* [What to do] Print all the entries verbatim.

* [Exercise input]
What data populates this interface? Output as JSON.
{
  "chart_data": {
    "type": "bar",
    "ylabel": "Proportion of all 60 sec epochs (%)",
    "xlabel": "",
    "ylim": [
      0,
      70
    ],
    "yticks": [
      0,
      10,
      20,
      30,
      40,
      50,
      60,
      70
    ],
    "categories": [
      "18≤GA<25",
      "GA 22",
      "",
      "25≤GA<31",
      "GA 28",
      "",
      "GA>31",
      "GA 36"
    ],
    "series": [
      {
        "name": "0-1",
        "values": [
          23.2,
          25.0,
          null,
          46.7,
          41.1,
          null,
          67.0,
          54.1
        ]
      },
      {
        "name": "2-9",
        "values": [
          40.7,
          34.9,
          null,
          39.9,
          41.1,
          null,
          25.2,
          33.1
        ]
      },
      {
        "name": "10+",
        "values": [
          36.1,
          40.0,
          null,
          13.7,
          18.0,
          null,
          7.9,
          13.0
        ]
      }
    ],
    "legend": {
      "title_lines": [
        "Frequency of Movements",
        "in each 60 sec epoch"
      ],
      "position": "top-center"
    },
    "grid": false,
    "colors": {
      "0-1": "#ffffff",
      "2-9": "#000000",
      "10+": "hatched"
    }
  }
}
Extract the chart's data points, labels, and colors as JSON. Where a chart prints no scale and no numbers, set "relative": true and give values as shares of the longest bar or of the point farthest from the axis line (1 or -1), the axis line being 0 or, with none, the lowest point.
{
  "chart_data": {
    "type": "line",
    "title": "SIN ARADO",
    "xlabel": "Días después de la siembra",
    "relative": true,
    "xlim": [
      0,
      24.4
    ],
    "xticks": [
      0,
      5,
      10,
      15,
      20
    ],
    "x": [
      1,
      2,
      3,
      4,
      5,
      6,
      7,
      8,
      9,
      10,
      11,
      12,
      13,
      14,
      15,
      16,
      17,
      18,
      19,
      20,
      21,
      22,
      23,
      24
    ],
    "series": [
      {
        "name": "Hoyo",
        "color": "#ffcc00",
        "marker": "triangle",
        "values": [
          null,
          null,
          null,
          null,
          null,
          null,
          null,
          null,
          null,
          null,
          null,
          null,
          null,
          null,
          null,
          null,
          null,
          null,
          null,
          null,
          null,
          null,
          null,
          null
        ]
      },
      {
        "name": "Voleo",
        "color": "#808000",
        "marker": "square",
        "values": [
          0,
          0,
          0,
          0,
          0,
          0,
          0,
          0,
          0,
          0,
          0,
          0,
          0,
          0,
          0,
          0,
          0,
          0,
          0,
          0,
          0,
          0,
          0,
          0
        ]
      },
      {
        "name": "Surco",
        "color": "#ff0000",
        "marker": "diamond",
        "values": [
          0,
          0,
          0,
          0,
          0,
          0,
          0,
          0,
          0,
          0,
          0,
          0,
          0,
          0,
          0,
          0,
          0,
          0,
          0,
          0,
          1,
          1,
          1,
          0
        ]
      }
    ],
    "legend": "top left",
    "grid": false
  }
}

* [The solution]
What data populates this interface? Output as JSON.
{
  "chart_data": {
    "type": "bar",
    "ylabel": "Proportion of all 60 sec epochs (%)",
    "xlabel": "",
    "ylim": [
      0,
      70
    ],
    "yticks": [
      0,
      10,
      20,
      30,
      40,
      50,
      60,
      70
    ],
    "categories": [
      "18≤GA<25",
      "GA 22",
      "",
      "25≤GA<31",
      "GA 28",
      "",
      "GA>31",
      "GA 36"
    ],
    "series": [
      {
        "name": "0-1",
        "values": [
          23.2,
          25.0,
          null,
          46.7,
          41.1,
          null,
          67.0,
          54.1
        ]
      },
      {
        "name": "2-9",
        "values": [
          40.7,
          34.9,
          null,
          39.9,
          41.1,
          null,
          25.2,
          33.1
        ]
      },
      {
        "name": "10+",
        "values": [
          36.1,
          40.0,
          null,
          13.7,
          18.0,
          null,
          7.9,
          13.0
        ]
      }
    ],
    "legend": {
      "title_lines": [
        "Frequency of Movements",
        "in each 60 sec epoch"
      ],
      "position": "top-center"
    },
    "grid": false,
    "colors": {
      "0-1": "#ffffff",
      "2-9": "#000000",
      "10+": "hatched"
    }
  }
}
Extract the chart's data points, labels, and colors as JSON. Where a chart prints no scale and no numbers, set "relative": true and give values as shares of the longest bar or of the point farthest from the axis line (1 or -1), the axis line being 0 or, with none, the lowest point.
{
  "chart_data": {
    "type": "line",
    "title": "SIN ARADO",
    "xlabel": "Días después de la siembra",
    "relative": true,
    "xlim": [
      0,
      24.4
    ],
    "xticks": [
      0,
      5,
      10,
      15,
      20
    ],
    "x": [
      1,
      2,
      3,
      4,
      5,
      6,
      7,
      8,
      9,
      10,
      11,
      12,
      13,
      14,
      15,
      16,
      17,
      18,
      19,
      20,
      21,
      22,
      23,
      24
    ],
    "series": [
      {
        "name": "Hoyo",
        "color": "#ffcc00",
        "marker": "triangle",
        "values": [
          null,
          null,
          null,
          null,
          null,
          null,
          null,
          null,
          null,
          null,
          null,
          null,
          null,
          null,
          null,
          null,
          null,
          null,
          null,
          null,
          null,
          null,
          null,
          null
        ]
      },
      {
        "name": "Voleo",
        "color": "#808000",
        "marker": "square",
        "values": [
          0,
          0,
          0,
          0,
          0,
          0,
          0,
          0,
          0,
          0,
          0,
          0,
          0,
          0,
          0,
          0,
          0,
          0,
          0,
          0,
          0,
          0,
          0,
          0
        ]
      },
      {
        "name": "Surco",
        "color": "#ff0000",
        "marker": "diamond",
        "values": [
          0,
          0,
          0,
          0,
          0,
          0,
          0,
          0,
          0,
          0,
          0,
          0,
          0,
          0,
          0,
          0,
          0,
          0,
          0,
          0,
          1,
          1,
          1,
          0
        ]
      }
    ],
    "legend": "top left",
    "grid": false
  }
}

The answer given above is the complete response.